:: WHAT THE TASK REQUIRES ::
Copy only this range: the line with "Parse this screenshot: output" through the final line of the material, inclusive at both ends.

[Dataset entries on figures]
■ ■ ■
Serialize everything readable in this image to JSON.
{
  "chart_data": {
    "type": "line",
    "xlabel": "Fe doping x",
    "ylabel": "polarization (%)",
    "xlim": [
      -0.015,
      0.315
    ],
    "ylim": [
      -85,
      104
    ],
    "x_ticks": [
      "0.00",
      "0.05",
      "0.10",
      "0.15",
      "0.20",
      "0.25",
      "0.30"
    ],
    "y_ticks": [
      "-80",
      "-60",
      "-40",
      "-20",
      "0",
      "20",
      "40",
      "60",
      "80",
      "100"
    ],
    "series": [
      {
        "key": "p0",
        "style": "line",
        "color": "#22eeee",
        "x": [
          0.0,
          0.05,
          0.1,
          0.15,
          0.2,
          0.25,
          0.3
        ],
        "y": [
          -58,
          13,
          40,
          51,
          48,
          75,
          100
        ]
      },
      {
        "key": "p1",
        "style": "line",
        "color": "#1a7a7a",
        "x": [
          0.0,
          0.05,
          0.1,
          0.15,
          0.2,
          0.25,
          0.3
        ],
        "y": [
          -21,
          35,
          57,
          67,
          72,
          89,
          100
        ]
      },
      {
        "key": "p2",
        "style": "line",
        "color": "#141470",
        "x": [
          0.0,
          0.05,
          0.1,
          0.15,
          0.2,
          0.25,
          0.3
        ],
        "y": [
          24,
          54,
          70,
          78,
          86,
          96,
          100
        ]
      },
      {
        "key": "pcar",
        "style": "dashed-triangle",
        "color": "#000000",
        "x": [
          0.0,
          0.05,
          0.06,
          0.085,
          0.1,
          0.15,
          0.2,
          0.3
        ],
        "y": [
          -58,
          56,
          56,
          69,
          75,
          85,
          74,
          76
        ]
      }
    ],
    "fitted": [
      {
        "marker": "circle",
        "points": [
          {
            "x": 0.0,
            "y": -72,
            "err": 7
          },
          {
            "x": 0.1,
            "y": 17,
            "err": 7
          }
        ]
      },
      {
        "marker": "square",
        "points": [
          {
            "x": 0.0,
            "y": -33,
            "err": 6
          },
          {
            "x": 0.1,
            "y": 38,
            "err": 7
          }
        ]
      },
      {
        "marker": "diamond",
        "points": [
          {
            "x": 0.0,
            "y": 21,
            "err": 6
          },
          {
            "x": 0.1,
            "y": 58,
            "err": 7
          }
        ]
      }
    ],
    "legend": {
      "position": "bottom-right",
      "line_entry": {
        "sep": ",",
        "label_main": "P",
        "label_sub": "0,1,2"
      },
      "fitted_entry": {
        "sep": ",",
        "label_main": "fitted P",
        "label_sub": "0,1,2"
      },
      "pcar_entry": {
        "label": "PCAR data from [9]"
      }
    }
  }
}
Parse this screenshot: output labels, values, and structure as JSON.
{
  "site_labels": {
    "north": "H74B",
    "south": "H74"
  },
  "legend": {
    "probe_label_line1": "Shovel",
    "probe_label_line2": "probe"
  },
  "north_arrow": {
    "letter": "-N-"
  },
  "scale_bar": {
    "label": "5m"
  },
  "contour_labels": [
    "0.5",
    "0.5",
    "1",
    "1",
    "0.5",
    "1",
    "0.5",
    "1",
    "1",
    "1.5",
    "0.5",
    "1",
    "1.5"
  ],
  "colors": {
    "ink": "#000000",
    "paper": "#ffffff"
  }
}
■ ■ ■
:: FULL RESPONSE ::
Parse this screenshot: output labels, values, and structure as JSON.
{
  "site_labels": {
    "north": "H74B",
    "south": "H74"
  },
  "legend": {
    "probe_label_line1": "Shovel",
    "probe_label_line2": "probe"
  },
  "north_arrow": {
    "letter": "-N-"
  },
  "scale_bar": {
    "label": "5m"
  },
  "contour_labels": [
    "0.5",
    "0.5",
    "1",
    "1",
    "0.5",
    "1",
    "0.5",
    "1",
    "1",
    "1.5",
    "0.5",
    "1",
    "1.5"
  ],
  "colors": {
    "ink": "#000000",
    "paper": "#ffffff"
  }
}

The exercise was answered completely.